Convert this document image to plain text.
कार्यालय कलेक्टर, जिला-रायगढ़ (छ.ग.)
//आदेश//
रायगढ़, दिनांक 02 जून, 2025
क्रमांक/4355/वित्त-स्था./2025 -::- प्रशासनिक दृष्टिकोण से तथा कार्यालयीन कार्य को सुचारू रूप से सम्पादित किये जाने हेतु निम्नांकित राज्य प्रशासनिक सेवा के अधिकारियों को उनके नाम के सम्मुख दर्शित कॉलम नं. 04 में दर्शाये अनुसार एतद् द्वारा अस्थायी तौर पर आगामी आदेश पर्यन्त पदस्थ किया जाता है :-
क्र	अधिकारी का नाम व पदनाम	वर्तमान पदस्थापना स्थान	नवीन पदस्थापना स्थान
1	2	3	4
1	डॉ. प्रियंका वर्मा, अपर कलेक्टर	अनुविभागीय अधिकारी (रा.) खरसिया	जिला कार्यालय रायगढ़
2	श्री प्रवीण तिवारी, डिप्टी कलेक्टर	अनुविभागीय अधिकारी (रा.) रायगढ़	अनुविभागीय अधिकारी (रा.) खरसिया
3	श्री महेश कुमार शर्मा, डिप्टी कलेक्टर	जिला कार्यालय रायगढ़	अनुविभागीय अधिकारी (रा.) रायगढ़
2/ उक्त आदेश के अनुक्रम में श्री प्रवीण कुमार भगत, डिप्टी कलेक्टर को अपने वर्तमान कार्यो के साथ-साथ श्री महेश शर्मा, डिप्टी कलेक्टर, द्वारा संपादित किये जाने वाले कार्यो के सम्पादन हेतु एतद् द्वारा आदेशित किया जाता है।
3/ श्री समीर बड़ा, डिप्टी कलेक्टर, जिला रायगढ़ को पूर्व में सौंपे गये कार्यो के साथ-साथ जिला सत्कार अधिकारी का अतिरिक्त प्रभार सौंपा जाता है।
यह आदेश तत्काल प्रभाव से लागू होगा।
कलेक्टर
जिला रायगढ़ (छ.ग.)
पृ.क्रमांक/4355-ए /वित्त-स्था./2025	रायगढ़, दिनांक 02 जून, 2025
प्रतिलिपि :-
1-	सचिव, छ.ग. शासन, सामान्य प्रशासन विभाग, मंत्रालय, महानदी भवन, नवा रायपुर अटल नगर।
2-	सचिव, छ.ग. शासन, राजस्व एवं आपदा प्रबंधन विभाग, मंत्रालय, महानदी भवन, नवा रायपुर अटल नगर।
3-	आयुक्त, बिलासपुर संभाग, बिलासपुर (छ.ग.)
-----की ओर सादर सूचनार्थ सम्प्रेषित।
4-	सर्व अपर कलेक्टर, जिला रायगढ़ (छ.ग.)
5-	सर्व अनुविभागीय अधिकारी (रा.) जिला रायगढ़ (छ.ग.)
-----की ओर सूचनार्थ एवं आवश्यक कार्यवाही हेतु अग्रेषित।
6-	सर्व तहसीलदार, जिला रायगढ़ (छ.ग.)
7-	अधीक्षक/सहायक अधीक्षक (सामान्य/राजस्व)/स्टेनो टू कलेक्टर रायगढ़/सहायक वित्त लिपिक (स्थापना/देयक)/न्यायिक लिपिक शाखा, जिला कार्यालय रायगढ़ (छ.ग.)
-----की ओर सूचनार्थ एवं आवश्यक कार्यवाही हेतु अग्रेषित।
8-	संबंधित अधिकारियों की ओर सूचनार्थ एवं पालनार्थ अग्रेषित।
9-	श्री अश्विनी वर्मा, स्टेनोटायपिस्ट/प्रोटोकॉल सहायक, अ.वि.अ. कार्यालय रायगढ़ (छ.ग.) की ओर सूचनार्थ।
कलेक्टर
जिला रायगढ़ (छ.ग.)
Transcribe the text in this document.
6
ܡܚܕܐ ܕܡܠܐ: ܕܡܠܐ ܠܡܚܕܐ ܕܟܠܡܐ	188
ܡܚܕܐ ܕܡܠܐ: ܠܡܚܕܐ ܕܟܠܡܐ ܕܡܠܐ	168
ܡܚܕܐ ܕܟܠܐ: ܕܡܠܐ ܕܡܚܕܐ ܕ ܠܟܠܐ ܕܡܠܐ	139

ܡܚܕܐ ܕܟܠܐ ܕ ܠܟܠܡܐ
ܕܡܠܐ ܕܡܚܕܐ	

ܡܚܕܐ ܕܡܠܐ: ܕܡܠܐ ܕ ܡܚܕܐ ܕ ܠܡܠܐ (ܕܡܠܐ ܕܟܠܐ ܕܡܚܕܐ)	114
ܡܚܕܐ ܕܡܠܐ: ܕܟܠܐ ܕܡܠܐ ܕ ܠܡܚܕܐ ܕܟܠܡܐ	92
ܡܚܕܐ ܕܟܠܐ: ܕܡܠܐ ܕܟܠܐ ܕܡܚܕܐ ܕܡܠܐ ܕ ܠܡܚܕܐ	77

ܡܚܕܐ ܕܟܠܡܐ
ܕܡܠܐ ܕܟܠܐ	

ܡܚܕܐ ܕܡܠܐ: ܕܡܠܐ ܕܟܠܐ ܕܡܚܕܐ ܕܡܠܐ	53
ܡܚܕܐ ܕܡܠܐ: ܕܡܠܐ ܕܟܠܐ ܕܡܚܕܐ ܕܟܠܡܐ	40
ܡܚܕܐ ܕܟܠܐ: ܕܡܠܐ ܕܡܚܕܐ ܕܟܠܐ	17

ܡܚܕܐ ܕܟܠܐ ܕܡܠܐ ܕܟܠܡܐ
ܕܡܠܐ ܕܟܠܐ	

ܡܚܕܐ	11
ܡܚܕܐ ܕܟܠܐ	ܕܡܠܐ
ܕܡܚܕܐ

::::::::::

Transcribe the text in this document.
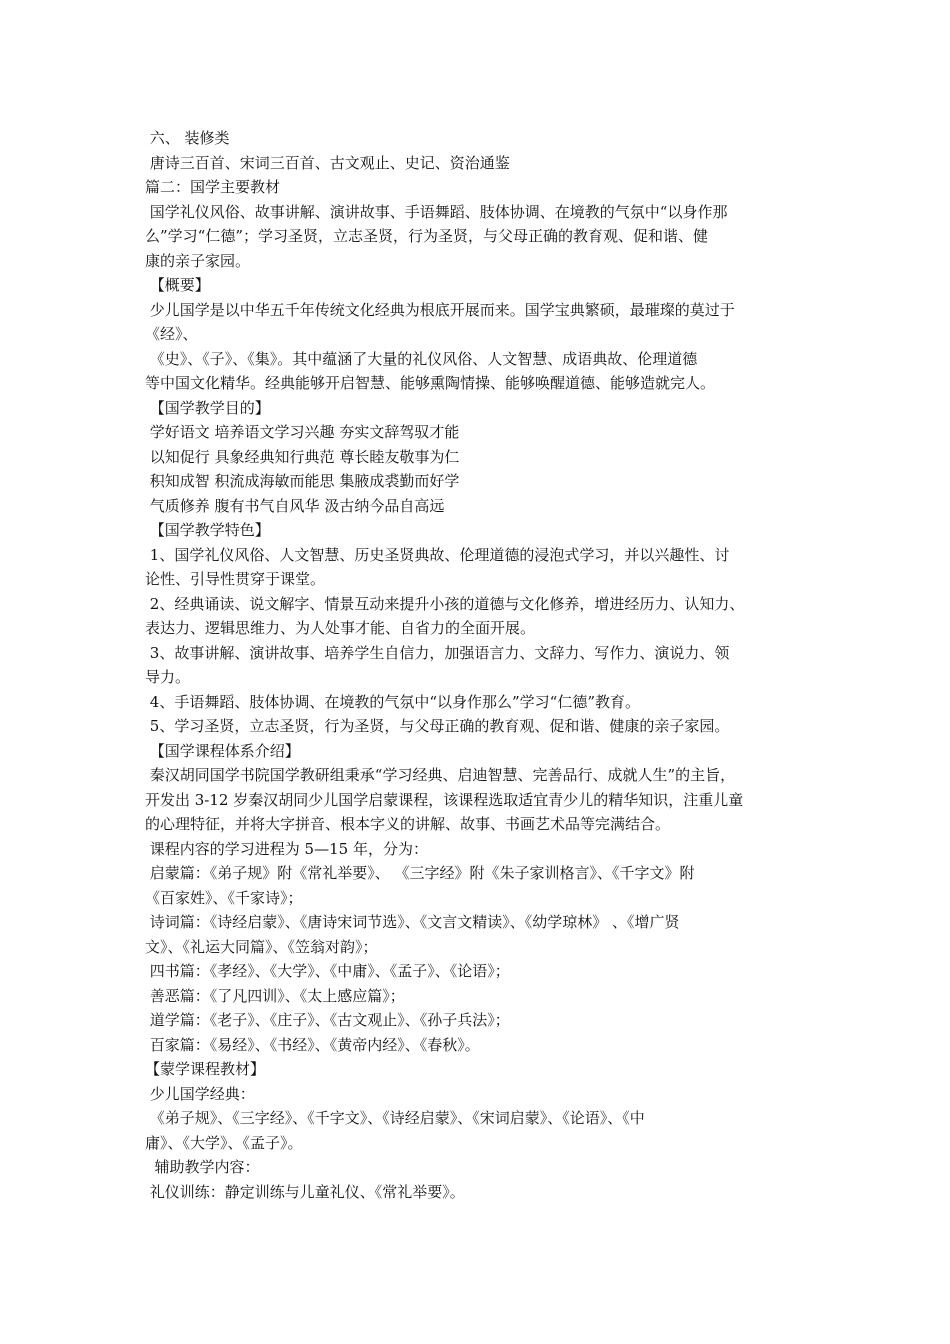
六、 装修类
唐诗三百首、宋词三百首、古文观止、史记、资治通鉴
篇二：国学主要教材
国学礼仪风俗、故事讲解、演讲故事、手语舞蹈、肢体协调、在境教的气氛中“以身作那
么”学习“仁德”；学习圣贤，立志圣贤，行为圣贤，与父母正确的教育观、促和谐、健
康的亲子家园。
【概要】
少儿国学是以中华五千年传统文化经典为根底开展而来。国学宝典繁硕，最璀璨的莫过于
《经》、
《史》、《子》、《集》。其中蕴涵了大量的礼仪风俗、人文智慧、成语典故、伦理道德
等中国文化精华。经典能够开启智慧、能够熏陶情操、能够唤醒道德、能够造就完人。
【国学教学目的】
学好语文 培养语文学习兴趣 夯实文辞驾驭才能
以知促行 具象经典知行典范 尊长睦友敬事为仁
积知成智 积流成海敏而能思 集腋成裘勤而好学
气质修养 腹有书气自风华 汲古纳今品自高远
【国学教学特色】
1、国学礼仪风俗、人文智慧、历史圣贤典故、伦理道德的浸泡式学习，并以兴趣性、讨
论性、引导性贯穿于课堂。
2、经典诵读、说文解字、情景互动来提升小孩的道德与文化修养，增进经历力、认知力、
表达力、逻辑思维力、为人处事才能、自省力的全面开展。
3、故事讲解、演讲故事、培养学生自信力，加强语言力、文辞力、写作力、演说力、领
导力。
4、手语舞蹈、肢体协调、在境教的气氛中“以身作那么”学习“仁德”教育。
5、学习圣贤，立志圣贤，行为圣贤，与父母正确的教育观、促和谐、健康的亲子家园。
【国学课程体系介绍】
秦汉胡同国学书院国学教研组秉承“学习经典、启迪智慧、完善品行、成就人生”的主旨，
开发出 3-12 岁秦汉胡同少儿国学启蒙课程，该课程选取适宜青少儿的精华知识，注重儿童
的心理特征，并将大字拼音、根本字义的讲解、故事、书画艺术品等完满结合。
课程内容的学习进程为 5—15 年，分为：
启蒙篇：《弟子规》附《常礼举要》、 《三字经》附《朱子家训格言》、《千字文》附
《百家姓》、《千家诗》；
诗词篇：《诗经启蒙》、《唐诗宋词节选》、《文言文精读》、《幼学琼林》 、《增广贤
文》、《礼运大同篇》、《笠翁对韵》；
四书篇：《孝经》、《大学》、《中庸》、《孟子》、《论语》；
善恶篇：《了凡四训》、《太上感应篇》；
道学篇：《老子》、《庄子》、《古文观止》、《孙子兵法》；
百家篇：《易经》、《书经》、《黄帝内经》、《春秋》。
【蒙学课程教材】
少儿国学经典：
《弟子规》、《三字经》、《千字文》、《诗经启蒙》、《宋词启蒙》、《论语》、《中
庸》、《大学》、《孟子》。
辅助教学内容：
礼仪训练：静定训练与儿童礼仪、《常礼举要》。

::::::::::

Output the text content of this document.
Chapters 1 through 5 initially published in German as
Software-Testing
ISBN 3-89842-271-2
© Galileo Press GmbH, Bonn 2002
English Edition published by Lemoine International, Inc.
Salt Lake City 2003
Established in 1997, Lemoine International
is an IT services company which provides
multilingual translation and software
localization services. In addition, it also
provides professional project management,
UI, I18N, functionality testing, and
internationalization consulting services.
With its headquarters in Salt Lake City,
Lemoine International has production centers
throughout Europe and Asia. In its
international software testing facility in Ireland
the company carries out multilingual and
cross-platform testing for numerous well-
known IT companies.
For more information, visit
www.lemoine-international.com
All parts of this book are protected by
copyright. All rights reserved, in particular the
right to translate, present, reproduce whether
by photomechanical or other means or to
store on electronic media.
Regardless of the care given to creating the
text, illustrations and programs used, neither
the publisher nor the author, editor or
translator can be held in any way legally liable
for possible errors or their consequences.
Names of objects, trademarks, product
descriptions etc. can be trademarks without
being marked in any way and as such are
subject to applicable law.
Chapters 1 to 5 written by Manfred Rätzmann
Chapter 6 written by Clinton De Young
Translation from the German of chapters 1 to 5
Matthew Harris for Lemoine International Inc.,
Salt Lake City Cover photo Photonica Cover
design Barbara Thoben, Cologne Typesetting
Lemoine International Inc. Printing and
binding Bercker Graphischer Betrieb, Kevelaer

::::::::::

● **The task**:
Look through the listing above and count the lines where the string "published" appears. Report the number only.

● **Result below**:
2